**PROVIDED INFORMATION:**

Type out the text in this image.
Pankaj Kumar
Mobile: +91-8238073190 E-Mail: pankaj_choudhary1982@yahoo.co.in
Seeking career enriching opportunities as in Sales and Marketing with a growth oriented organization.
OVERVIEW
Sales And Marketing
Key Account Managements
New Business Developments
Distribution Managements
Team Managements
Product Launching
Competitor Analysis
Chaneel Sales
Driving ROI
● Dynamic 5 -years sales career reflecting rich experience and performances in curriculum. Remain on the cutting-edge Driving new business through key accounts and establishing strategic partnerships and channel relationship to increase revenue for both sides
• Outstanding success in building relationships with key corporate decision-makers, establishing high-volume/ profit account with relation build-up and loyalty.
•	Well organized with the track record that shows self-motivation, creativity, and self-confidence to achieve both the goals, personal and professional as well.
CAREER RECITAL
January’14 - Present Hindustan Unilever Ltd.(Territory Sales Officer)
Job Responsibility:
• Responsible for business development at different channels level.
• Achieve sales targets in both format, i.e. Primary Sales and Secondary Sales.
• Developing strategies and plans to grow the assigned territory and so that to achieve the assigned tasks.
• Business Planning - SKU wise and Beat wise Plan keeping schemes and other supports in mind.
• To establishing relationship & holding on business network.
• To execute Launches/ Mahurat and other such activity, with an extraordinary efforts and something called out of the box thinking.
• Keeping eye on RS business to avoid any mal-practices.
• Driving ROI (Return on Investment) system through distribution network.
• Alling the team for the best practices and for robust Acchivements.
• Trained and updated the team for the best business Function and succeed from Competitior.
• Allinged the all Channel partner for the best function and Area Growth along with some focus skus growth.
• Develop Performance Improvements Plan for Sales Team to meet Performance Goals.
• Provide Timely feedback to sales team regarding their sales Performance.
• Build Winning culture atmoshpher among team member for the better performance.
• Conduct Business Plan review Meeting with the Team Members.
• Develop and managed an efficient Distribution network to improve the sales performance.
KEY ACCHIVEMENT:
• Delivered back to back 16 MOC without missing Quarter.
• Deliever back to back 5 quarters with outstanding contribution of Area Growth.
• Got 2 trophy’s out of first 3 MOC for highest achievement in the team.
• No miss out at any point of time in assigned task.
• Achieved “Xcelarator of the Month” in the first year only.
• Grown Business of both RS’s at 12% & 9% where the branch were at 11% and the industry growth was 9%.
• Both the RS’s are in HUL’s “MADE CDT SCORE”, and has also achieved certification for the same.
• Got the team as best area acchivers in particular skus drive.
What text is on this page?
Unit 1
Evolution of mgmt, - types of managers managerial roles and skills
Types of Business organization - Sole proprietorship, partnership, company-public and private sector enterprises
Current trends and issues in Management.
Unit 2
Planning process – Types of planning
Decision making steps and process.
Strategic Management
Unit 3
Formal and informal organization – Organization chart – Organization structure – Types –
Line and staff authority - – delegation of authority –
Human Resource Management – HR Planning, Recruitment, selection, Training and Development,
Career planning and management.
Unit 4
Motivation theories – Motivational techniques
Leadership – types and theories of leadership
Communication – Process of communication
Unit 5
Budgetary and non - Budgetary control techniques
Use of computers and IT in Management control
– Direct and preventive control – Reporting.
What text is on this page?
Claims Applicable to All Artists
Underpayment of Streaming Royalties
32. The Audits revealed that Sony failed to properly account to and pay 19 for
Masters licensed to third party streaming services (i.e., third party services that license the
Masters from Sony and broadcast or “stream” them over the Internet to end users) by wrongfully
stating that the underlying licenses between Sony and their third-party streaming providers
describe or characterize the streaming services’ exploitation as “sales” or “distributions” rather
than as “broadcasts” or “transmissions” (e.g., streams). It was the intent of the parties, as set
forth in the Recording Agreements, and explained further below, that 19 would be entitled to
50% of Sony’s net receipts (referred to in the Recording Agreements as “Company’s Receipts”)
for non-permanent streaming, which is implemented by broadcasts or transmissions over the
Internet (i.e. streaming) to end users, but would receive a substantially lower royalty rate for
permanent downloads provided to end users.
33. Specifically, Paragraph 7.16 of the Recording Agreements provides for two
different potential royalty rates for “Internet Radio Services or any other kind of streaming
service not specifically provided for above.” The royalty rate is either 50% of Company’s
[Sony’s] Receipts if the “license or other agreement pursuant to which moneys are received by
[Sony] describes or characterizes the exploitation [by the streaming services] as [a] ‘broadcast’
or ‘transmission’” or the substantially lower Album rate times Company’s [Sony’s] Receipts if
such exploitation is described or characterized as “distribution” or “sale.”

**GIVEN TASK:**
Collect the lines that hold "royalty".

**FULL OUTPUT:**
Internet (i.e. streaming) to end users, but would receive a substantially lower royalty rate for
different potential royalty rates for “Internet Radio Services or any other kind of streaming
service not specifically provided for above.” The royalty rate is either 50% of Company’s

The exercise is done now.